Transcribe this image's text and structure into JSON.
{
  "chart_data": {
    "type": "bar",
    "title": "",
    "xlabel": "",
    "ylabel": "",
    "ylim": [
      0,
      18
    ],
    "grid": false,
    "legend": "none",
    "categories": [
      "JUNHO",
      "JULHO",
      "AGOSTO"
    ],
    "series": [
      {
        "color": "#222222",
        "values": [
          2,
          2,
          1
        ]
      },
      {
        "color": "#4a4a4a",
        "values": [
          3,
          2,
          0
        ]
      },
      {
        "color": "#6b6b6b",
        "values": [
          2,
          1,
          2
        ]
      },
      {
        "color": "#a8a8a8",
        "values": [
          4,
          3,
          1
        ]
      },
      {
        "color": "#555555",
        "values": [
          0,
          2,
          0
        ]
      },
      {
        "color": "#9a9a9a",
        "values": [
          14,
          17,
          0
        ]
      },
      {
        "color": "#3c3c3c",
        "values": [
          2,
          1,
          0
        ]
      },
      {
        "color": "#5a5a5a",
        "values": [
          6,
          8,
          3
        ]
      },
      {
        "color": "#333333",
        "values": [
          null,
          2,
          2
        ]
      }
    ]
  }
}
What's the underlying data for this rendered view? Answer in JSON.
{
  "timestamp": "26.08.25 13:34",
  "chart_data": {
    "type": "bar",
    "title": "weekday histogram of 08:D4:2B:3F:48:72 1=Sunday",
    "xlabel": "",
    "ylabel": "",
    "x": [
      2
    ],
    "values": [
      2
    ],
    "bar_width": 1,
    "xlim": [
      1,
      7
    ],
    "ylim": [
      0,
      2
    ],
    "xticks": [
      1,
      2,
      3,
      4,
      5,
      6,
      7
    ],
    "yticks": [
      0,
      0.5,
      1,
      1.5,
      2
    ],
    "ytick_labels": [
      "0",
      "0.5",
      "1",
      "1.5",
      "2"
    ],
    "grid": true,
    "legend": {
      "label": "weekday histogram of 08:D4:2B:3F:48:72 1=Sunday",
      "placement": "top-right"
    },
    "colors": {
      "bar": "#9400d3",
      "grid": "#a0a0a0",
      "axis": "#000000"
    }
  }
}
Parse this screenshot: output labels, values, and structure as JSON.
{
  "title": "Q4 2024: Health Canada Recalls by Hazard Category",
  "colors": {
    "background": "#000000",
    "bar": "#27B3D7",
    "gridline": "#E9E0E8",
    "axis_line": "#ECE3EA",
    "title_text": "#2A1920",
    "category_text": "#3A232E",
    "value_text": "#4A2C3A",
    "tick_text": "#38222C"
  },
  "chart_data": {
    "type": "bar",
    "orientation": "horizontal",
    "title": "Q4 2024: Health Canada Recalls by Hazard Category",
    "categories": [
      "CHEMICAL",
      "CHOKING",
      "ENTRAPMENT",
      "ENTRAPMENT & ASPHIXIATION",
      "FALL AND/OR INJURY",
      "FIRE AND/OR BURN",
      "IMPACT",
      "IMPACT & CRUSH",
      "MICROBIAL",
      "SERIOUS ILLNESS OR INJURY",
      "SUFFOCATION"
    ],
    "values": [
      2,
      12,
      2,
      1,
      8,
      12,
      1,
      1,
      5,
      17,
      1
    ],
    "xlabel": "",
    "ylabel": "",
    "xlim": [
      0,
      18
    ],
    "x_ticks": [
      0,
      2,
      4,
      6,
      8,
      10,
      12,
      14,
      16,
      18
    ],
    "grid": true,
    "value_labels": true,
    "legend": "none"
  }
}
⁂
* EXERCISE PROMPT *
From the material given, work out how many lines hold the string "structure"; state that number and nothing further.

* EXERCISE SOLUTION *
2